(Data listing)

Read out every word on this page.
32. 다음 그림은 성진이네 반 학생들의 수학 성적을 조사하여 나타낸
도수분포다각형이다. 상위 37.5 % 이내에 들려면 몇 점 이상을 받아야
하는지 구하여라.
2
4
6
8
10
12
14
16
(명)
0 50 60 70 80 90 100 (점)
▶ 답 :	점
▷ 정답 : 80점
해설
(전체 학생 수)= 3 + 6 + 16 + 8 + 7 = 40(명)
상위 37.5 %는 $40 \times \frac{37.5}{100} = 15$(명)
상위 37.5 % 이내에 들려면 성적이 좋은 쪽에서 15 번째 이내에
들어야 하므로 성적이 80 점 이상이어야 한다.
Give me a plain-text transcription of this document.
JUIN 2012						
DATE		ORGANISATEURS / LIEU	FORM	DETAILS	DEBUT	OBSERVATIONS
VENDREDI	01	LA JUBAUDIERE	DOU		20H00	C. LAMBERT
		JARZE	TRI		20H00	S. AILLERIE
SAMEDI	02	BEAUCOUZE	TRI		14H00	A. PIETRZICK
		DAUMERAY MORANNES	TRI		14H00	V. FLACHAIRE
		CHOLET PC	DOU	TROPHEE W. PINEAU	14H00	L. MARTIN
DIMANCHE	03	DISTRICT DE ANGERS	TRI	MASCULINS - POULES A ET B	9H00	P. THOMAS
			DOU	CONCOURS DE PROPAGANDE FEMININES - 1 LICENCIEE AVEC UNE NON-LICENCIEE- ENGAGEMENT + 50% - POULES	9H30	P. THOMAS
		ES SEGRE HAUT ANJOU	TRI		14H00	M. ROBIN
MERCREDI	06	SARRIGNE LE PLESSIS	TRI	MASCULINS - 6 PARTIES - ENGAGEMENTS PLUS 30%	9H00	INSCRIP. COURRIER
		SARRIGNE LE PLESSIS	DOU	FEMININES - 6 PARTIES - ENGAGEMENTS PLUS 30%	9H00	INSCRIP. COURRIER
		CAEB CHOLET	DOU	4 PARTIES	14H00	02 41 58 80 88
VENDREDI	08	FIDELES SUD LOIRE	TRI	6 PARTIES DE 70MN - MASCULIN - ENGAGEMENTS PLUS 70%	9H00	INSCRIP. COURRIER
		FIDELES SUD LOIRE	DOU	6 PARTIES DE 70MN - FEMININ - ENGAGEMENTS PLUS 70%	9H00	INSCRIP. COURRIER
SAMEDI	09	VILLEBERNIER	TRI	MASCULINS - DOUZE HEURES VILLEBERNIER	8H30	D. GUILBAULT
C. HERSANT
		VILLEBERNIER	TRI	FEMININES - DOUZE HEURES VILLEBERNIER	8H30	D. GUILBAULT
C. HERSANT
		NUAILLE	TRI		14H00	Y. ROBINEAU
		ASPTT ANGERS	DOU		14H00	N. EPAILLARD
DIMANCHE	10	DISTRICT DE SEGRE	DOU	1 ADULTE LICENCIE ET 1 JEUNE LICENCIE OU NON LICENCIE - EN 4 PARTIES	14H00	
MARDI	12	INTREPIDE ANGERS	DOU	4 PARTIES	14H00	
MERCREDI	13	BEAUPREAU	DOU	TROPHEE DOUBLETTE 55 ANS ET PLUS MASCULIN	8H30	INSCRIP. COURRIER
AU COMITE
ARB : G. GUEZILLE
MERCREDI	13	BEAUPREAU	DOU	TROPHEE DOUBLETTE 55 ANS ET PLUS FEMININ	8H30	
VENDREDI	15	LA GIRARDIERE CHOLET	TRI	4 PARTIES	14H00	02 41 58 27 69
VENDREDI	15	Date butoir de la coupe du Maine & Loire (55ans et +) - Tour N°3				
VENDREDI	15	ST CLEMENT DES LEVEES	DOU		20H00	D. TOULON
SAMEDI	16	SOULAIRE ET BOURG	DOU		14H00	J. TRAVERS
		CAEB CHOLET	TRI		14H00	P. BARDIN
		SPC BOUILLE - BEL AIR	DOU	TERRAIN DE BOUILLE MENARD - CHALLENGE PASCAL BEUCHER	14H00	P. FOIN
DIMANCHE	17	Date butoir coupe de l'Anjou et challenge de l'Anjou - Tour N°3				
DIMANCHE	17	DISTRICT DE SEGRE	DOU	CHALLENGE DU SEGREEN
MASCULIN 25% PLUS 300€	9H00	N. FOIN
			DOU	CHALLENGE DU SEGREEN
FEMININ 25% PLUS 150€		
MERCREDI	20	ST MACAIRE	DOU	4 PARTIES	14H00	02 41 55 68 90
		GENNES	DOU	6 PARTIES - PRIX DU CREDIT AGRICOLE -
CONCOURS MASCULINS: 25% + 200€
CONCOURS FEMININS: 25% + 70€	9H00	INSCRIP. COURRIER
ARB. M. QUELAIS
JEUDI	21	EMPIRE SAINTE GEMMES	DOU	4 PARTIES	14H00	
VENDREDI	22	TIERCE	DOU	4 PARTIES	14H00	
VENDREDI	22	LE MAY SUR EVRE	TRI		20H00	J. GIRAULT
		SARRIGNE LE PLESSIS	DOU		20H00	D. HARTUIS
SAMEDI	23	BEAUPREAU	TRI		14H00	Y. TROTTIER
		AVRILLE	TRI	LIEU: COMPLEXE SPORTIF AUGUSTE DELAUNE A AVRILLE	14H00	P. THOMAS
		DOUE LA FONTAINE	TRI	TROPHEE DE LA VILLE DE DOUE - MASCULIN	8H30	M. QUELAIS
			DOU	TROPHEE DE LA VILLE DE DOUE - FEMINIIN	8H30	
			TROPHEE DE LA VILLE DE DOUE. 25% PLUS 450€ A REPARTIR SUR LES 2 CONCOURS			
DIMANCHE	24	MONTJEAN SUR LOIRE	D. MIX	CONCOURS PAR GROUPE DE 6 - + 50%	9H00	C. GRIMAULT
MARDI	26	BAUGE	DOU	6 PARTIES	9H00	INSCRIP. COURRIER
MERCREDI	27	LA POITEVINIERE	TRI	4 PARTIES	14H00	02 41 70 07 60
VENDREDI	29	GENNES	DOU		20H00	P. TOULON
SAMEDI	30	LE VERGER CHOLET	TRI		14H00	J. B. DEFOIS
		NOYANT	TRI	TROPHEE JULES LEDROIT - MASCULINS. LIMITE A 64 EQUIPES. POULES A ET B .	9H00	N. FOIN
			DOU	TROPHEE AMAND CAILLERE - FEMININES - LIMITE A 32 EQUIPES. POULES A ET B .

### [Exercise aim]
Looking at the records above, work out how many lines include the string "CAEB". Give the number and nothing else.

### [Worked answer]
2